• WRITTEN PROBLEM: Reproduce every line of the listing as written, apart from the pictures.
Start of EXERCISE DATA
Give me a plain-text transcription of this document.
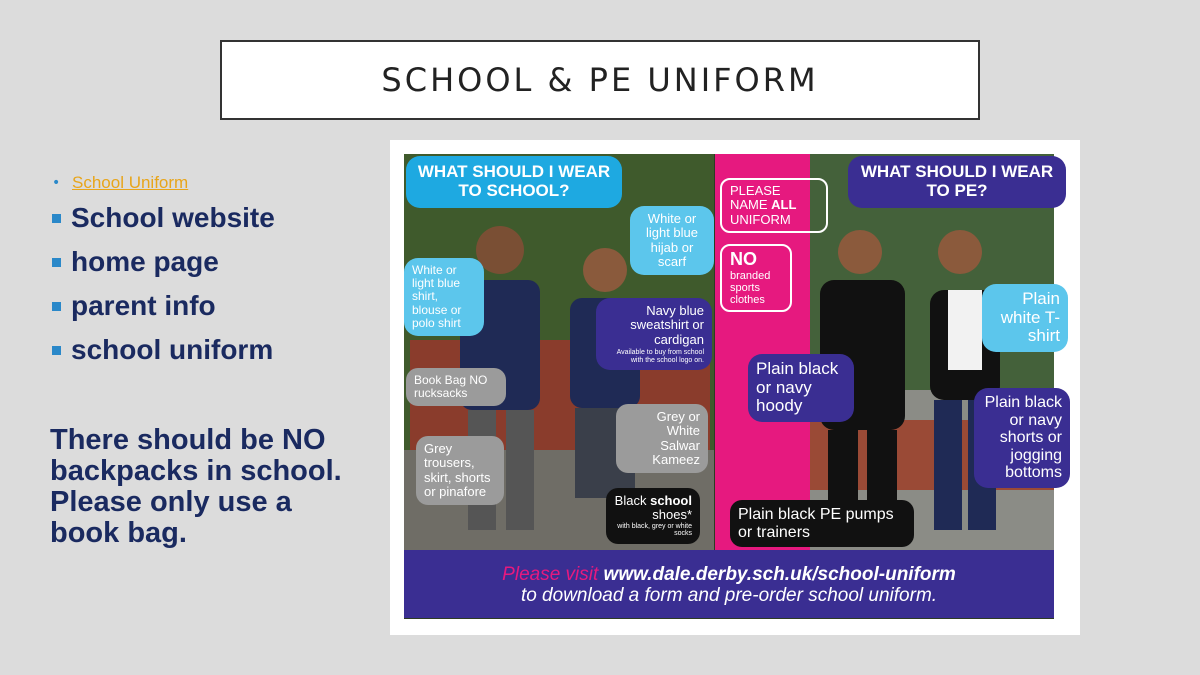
SCHOOL & PE UNIFORM
• School Uniform
School website
home page
parent info
school uniform

There should be NO backpacks in school. Please only use a book bag.

WHAT SHOULD I WEAR TO SCHOOL?
WHAT SHOULD I WEAR TO PE?
PLEASE NAME ALL UNIFORM
NO
branded sports clothes
White or light blue hijab or scarf
White or light blue shirt, blouse or polo shirt
Navy blue sweatshirt or cardigan
Available to buy from school with the school logo on.
Book Bag NO rucksacks
Grey or White Salwar Kameez
Grey trousers, skirt, shorts or pinafore
Black school shoes*
with black, grey or white socks
Plain black or navy hoody
Plain white T-shirt
Plain black or navy shorts or jogging bottoms
Plain black PE pumps or trainers
Please visit www.dale.derby.sch.uk/school-uniform
to download a form and pre-order school uniform.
End of EXERCISE DATA
• THE COMPLETED TASK:
Give me a plain-text transcription of this document.
SCHOOL & PE UNIFORM
• School Uniform
School website
home page
parent info
school uniform

There should be NO backpacks in school. Please only use a book bag.

WHAT SHOULD I WEAR TO SCHOOL?
WHAT SHOULD I WEAR TO PE?
PLEASE NAME ALL UNIFORM
NO
branded sports clothes
White or light blue hijab or scarf
White or light blue shirt, blouse or polo shirt
Navy blue sweatshirt or cardigan
Available to buy from school with the school logo on.
Book Bag NO rucksacks
Grey or White Salwar Kameez
Grey trousers, skirt, shorts or pinafore
Black school shoes*
with black, grey or white socks
Plain black or navy hoody
Plain white T-shirt
Plain black or navy shorts or jogging bottoms
Plain black PE pumps or trainers
Please visit www.dale.derby.sch.uk/school-uniform
to download a form and pre-order school uniform.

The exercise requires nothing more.